[Dataset rows about figures]
···

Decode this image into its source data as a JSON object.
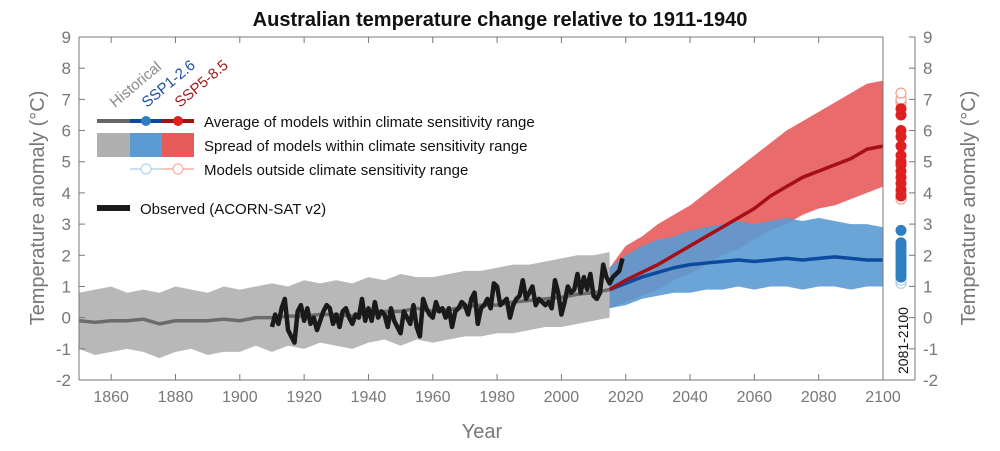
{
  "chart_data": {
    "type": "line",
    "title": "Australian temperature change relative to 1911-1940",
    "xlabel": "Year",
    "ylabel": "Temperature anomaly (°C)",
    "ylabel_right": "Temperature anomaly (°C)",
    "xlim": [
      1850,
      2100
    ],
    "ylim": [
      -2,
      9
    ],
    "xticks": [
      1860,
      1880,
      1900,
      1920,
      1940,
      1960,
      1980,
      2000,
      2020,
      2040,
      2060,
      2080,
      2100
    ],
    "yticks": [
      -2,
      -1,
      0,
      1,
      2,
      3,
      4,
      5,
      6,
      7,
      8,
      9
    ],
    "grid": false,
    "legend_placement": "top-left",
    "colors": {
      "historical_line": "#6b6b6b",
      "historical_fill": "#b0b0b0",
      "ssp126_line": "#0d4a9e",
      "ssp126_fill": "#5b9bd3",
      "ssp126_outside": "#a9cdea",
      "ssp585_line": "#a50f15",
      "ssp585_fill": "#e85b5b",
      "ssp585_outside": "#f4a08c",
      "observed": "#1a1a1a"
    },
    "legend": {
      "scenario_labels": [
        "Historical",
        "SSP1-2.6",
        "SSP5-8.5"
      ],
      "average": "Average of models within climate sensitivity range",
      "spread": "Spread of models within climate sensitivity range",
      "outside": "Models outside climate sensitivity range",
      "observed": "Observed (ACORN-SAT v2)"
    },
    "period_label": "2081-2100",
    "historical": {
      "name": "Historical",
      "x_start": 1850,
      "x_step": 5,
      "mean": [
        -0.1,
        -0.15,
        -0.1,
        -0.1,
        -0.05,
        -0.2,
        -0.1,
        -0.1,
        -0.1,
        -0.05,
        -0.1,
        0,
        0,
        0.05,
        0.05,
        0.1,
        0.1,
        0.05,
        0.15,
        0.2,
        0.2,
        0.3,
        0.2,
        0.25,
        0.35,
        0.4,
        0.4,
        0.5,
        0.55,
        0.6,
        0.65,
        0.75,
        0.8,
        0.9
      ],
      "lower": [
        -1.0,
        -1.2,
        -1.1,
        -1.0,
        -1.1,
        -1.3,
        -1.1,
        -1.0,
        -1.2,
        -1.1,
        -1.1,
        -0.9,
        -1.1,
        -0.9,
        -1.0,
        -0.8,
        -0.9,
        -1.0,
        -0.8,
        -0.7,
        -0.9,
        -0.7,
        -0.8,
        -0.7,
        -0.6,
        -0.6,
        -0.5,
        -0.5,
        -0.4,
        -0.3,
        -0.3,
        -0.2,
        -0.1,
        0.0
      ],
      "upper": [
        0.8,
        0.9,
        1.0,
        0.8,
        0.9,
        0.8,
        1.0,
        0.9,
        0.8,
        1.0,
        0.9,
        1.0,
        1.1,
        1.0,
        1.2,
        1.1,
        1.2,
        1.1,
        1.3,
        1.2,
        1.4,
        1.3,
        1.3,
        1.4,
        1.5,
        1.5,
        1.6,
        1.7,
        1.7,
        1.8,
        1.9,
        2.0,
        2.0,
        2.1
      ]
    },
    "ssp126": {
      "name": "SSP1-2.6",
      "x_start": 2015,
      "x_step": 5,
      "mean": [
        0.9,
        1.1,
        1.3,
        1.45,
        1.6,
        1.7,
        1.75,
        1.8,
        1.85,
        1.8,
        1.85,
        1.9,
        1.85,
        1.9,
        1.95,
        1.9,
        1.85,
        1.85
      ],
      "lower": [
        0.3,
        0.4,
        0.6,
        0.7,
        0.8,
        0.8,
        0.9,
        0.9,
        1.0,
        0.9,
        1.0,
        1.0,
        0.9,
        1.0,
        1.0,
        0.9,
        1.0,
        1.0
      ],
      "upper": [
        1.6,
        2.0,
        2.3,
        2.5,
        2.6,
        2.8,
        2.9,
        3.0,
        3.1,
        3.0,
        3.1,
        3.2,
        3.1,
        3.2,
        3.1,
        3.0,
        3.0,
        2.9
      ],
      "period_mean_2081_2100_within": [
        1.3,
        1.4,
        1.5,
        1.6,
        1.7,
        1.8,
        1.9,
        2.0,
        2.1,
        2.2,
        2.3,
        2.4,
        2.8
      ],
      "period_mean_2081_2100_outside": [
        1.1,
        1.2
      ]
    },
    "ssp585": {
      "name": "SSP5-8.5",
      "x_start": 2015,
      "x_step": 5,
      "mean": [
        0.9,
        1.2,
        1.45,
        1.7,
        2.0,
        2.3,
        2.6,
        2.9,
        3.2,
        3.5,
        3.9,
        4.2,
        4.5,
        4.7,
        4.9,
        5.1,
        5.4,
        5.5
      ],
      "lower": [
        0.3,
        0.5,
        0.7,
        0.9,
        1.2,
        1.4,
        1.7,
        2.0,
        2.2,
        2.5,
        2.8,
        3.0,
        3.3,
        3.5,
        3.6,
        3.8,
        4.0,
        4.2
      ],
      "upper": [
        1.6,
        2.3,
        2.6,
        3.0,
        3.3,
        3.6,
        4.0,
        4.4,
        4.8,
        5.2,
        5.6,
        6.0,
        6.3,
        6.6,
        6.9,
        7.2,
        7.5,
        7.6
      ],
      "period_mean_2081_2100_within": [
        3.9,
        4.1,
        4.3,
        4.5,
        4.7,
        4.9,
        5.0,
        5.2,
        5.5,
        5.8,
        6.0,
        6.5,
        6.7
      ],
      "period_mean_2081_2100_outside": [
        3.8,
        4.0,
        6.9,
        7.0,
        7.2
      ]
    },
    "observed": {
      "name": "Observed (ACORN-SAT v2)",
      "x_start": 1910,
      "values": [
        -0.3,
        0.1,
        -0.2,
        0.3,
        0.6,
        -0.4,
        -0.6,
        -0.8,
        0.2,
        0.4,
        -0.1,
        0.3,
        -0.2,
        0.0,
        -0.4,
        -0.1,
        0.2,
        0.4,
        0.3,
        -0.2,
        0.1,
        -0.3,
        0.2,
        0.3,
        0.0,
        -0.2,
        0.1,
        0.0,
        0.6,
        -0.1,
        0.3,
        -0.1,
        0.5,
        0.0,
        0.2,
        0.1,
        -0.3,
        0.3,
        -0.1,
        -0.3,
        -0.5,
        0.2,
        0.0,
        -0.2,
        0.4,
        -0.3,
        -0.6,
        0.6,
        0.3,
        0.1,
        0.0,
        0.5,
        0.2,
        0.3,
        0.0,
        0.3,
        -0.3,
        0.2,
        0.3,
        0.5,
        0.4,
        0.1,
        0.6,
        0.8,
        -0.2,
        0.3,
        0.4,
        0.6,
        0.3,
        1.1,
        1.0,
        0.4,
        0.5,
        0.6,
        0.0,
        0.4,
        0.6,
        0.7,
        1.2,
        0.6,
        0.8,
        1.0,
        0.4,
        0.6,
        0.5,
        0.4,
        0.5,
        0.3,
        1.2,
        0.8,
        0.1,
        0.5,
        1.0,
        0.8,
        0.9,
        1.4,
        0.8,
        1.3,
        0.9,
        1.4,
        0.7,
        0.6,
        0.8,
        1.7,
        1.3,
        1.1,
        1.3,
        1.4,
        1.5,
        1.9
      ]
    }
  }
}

···

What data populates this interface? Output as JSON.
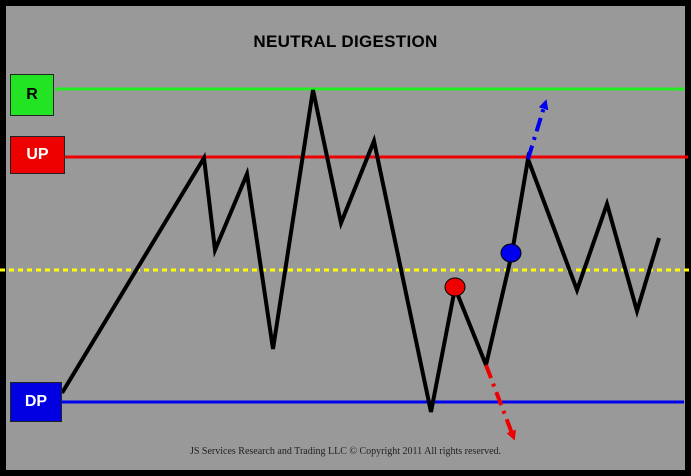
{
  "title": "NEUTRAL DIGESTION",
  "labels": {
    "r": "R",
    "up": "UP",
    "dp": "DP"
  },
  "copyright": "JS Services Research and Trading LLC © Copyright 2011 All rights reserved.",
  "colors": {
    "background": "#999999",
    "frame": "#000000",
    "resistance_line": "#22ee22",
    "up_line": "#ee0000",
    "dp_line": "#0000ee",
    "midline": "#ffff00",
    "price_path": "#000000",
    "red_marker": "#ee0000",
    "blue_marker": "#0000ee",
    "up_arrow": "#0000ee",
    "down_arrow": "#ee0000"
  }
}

···

Look for lines containing the string "title" and copy them all.

WRITTEN ANSWER:
    "title": "Australian temperature change relative to 1911-1940",
  "title": "NEUTRAL DIGESTION",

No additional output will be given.